Set exercise:
Write out the records that appear below, verbatim and complete, but without pictures.

━━ Given information ━━

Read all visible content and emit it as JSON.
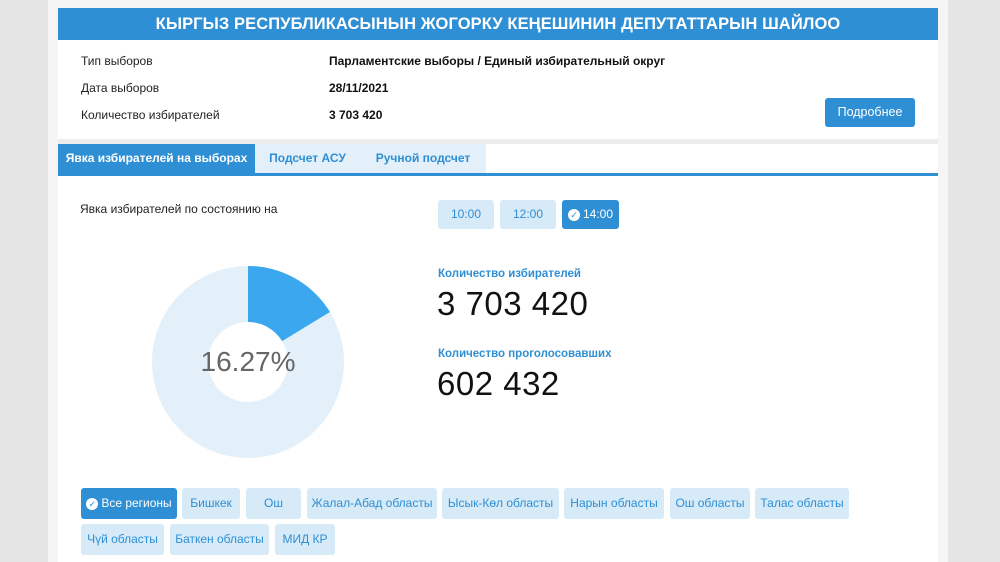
{
  "header": {
    "title": "КЫРГЫЗ РЕСПУБЛИКАСЫНЫН ЖОГОРКУ КЕҢЕШИНИН ДЕПУТАТТАРЫН ШАЙЛОО"
  },
  "info": {
    "type_label": "Тип выборов",
    "type_value": "Парламентские выборы / Единый избирательный округ",
    "date_label": "Дата выборов",
    "date_value": "28/11/2021",
    "voters_label": "Количество избирателей",
    "voters_value": "3 703 420",
    "more_button": "Подробнее"
  },
  "tabs": [
    {
      "label": "Явка избирателей на выборах",
      "active": true
    },
    {
      "label": "Подсчет АСУ",
      "active": false
    },
    {
      "label": "Ручной подсчет",
      "active": false
    }
  ],
  "turnout": {
    "label": "Явка избирателей по состоянию на",
    "times": [
      {
        "label": "10:00",
        "active": false
      },
      {
        "label": "12:00",
        "active": false
      },
      {
        "label": "14:00",
        "active": true
      }
    ],
    "percent_text": "16.27%",
    "percent_value": 16.27,
    "voters_label": "Количество избирателей",
    "voters_value": "3 703 420",
    "voted_label": "Количество проголосовавших",
    "voted_value": "602 432"
  },
  "colors": {
    "accent": "#2e8fd4",
    "donut_filled": "#3aa7ee",
    "donut_rest": "#e3f0fa"
  },
  "regions": [
    {
      "label": "Все регионы",
      "active": true
    },
    {
      "label": "Бишкек",
      "active": false
    },
    {
      "label": "Ош",
      "active": false
    },
    {
      "label": "Жалал-Абад областы",
      "active": false
    },
    {
      "label": "Ысык-Көл областы",
      "active": false
    },
    {
      "label": "Нарын областы",
      "active": false
    },
    {
      "label": "Ош областы",
      "active": false
    },
    {
      "label": "Талас областы",
      "active": false
    },
    {
      "label": "Чүй областы",
      "active": false
    },
    {
      "label": "Баткен областы",
      "active": false
    },
    {
      "label": "МИД КР",
      "active": false
    }
  ]
}
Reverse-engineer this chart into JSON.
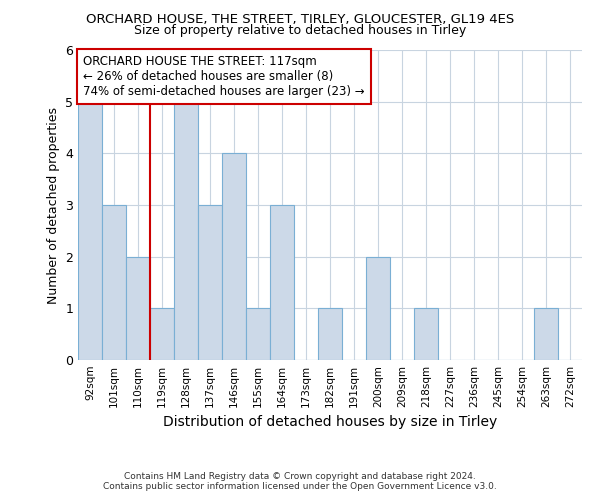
{
  "title1": "ORCHARD HOUSE, THE STREET, TIRLEY, GLOUCESTER, GL19 4ES",
  "title2": "Size of property relative to detached houses in Tirley",
  "xlabel": "Distribution of detached houses by size in Tirley",
  "ylabel": "Number of detached properties",
  "footer1": "Contains HM Land Registry data © Crown copyright and database right 2024.",
  "footer2": "Contains public sector information licensed under the Open Government Licence v3.0.",
  "bin_labels": [
    "92sqm",
    "101sqm",
    "110sqm",
    "119sqm",
    "128sqm",
    "137sqm",
    "146sqm",
    "155sqm",
    "164sqm",
    "173sqm",
    "182sqm",
    "191sqm",
    "200sqm",
    "209sqm",
    "218sqm",
    "227sqm",
    "236sqm",
    "245sqm",
    "254sqm",
    "263sqm",
    "272sqm"
  ],
  "bar_values": [
    5,
    3,
    2,
    1,
    5,
    3,
    4,
    1,
    3,
    0,
    1,
    0,
    2,
    0,
    1,
    0,
    0,
    0,
    0,
    1,
    0
  ],
  "bar_color": "#ccd9e8",
  "bar_edge_color": "#7aafd4",
  "subject_line_index": 3,
  "subject_line_color": "#cc0000",
  "annotation_line1": "ORCHARD HOUSE THE STREET: 117sqm",
  "annotation_line2": "← 26% of detached houses are smaller (8)",
  "annotation_line3": "74% of semi-detached houses are larger (23) →",
  "annotation_box_color": "#ffffff",
  "annotation_box_edge_color": "#cc0000",
  "ylim": [
    0,
    6
  ],
  "yticks": [
    0,
    1,
    2,
    3,
    4,
    5,
    6
  ],
  "background_color": "#ffffff",
  "grid_color": "#c8d4e0"
}
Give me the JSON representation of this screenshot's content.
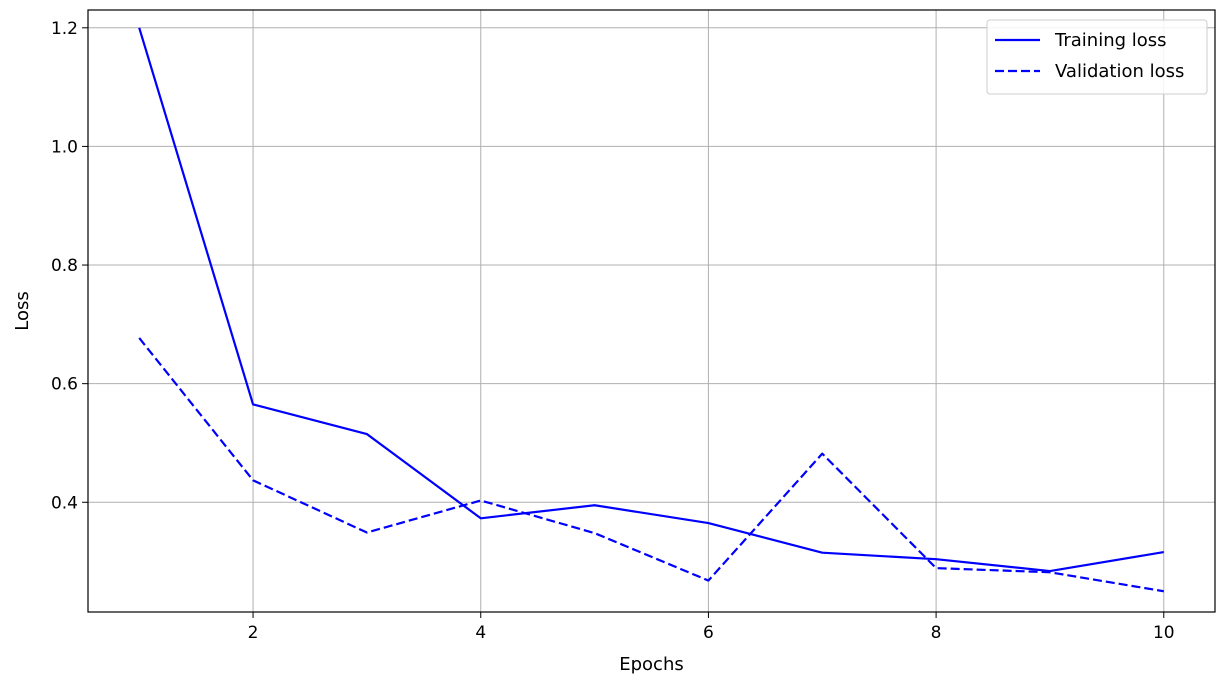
{
  "chart_data": {
    "type": "line",
    "title": "",
    "xlabel": "Epochs",
    "ylabel": "Loss",
    "x": [
      1,
      2,
      3,
      4,
      5,
      6,
      7,
      8,
      9,
      10
    ],
    "xlim": [
      0.55,
      10.45
    ],
    "ylim": [
      0.215,
      1.23
    ],
    "xticks": [
      2,
      4,
      6,
      8,
      10
    ],
    "xtick_labels": [
      "2",
      "4",
      "6",
      "8",
      "10"
    ],
    "yticks": [
      0.4,
      0.6,
      0.8,
      1.0,
      1.2
    ],
    "ytick_labels": [
      "0.4",
      "0.6",
      "0.8",
      "1.0",
      "1.2"
    ],
    "grid": true,
    "legend_position": "top-right",
    "series": [
      {
        "name": "Training loss",
        "style": "solid",
        "color": "#0000ff",
        "values": [
          1.2,
          0.565,
          0.515,
          0.373,
          0.395,
          0.365,
          0.315,
          0.304,
          0.284,
          0.316
        ]
      },
      {
        "name": "Validation loss",
        "style": "dashed",
        "color": "#0000ff",
        "values": [
          0.677,
          0.437,
          0.349,
          0.403,
          0.348,
          0.268,
          0.482,
          0.289,
          0.282,
          0.25
        ]
      }
    ]
  }
}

━━━

Output:
Read all visible content and emit it as JSON.
{
  "header": {
    "title": "КЫРГЫЗ РЕСПУБЛИКАСЫНЫН ЖОГОРКУ КЕҢЕШИНИН ДЕПУТАТТАРЫН ШАЙЛОО"
  },
  "info": {
    "type_label": "Тип выборов",
    "type_value": "Парламентские выборы / Единый избирательный округ",
    "date_label": "Дата выборов",
    "date_value": "28/11/2021",
    "voters_label": "Количество избирателей",
    "voters_value": "3 703 420",
    "more_button": "Подробнее"
  },
  "tabs": [
    {
      "label": "Явка избирателей на выборах",
      "active": true
    },
    {
      "label": "Подсчет АСУ",
      "active": false
    },
    {
      "label": "Ручной подсчет",
      "active": false
    }
  ],
  "turnout": {
    "label": "Явка избирателей по состоянию на",
    "times": [
      {
        "label": "10:00",
        "active": false
      },
      {
        "label": "12:00",
        "active": false
      },
      {
        "label": "14:00",
        "active": true
      }
    ],
    "percent_text": "16.27%",
    "percent_value": 16.27,
    "voters_label": "Количество избирателей",
    "voters_value": "3 703 420",
    "voted_label": "Количество проголосовавших",
    "voted_value": "602 432"
  },
  "colors": {
    "accent": "#2e8fd4",
    "donut_filled": "#3aa7ee",
    "donut_rest": "#e3f0fa"
  },
  "regions": [
    {
      "label": "Все регионы",
      "active": true
    },
    {
      "label": "Бишкек",
      "active": false
    },
    {
      "label": "Ош",
      "active": false
    },
    {
      "label": "Жалал-Абад областы",
      "active": false
    },
    {
      "label": "Ысык-Көл областы",
      "active": false
    },
    {
      "label": "Нарын областы",
      "active": false
    },
    {
      "label": "Ош областы",
      "active": false
    },
    {
      "label": "Талас областы",
      "active": false
    },
    {
      "label": "Чүй областы",
      "active": false
    },
    {
      "label": "Баткен областы",
      "active": false
    },
    {
      "label": "МИД КР",
      "active": false
    }
  ]
}
Reverse-engineer this chart into JSON.
{
  "title1": "ORCHARD HOUSE, THE STREET, TIRLEY, GLOUCESTER, GL19 4ES",
  "title2": "Size of property relative to detached houses in Tirley",
  "xlabel": "Distribution of detached houses by size in Tirley",
  "ylabel": "Number of detached properties",
  "footer1": "Contains HM Land Registry data © Crown copyright and database right 2024.",
  "footer2": "Contains public sector information licensed under the Open Government Licence v3.0.",
  "bin_labels": [
    "92sqm",
    "101sqm",
    "110sqm",
    "119sqm",
    "128sqm",
    "137sqm",
    "146sqm",
    "155sqm",
    "164sqm",
    "173sqm",
    "182sqm",
    "191sqm",
    "200sqm",
    "209sqm",
    "218sqm",
    "227sqm",
    "236sqm",
    "245sqm",
    "254sqm",
    "263sqm",
    "272sqm"
  ],
  "bar_values": [
    5,
    3,
    2,
    1,
    5,
    3,
    4,
    1,
    3,
    0,
    1,
    0,
    2,
    0,
    1,
    0,
    0,
    0,
    0,
    1,
    0
  ],
  "bar_color": "#ccd9e8",
  "bar_edge_color": "#7aafd4",
  "subject_line_index": 3,
  "subject_line_color": "#cc0000",
  "annotation_line1": "ORCHARD HOUSE THE STREET: 117sqm",
  "annotation_line2": "← 26% of detached houses are smaller (8)",
  "annotation_line3": "74% of semi-detached houses are larger (23) →",
  "annotation_box_color": "#ffffff",
  "annotation_box_edge_color": "#cc0000",
  "ylim": [
    0,
    6
  ],
  "yticks": [
    0,
    1,
    2,
    3,
    4,
    5,
    6
  ],
  "background_color": "#ffffff",
  "grid_color": "#c8d4e0"
}
Give me the JSON representation of this screenshot's content.
{
  "chart_data": {
    "type": "line",
    "title": "",
    "xlabel": "Epochs",
    "ylabel": "Loss",
    "x": [
      1,
      2,
      3,
      4,
      5,
      6,
      7,
      8,
      9,
      10
    ],
    "xlim": [
      0.55,
      10.45
    ],
    "ylim": [
      0.215,
      1.23
    ],
    "xticks": [
      2,
      4,
      6,
      8,
      10
    ],
    "xtick_labels": [
      "2",
      "4",
      "6",
      "8",
      "10"
    ],
    "yticks": [
      0.4,
      0.6,
      0.8,
      1.0,
      1.2
    ],
    "ytick_labels": [
      "0.4",
      "0.6",
      "0.8",
      "1.0",
      "1.2"
    ],
    "grid": true,
    "legend_position": "top-right",
    "series": [
      {
        "name": "Training loss",
        "style": "solid",
        "color": "#0000ff",
        "values": [
          1.2,
          0.565,
          0.515,
          0.373,
          0.395,
          0.365,
          0.315,
          0.304,
          0.284,
          0.316
        ]
      },
      {
        "name": "Validation loss",
        "style": "dashed",
        "color": "#0000ff",
        "values": [
          0.677,
          0.437,
          0.349,
          0.403,
          0.348,
          0.268,
          0.482,
          0.289,
          0.282,
          0.25
        ]
      }
    ]
  }
}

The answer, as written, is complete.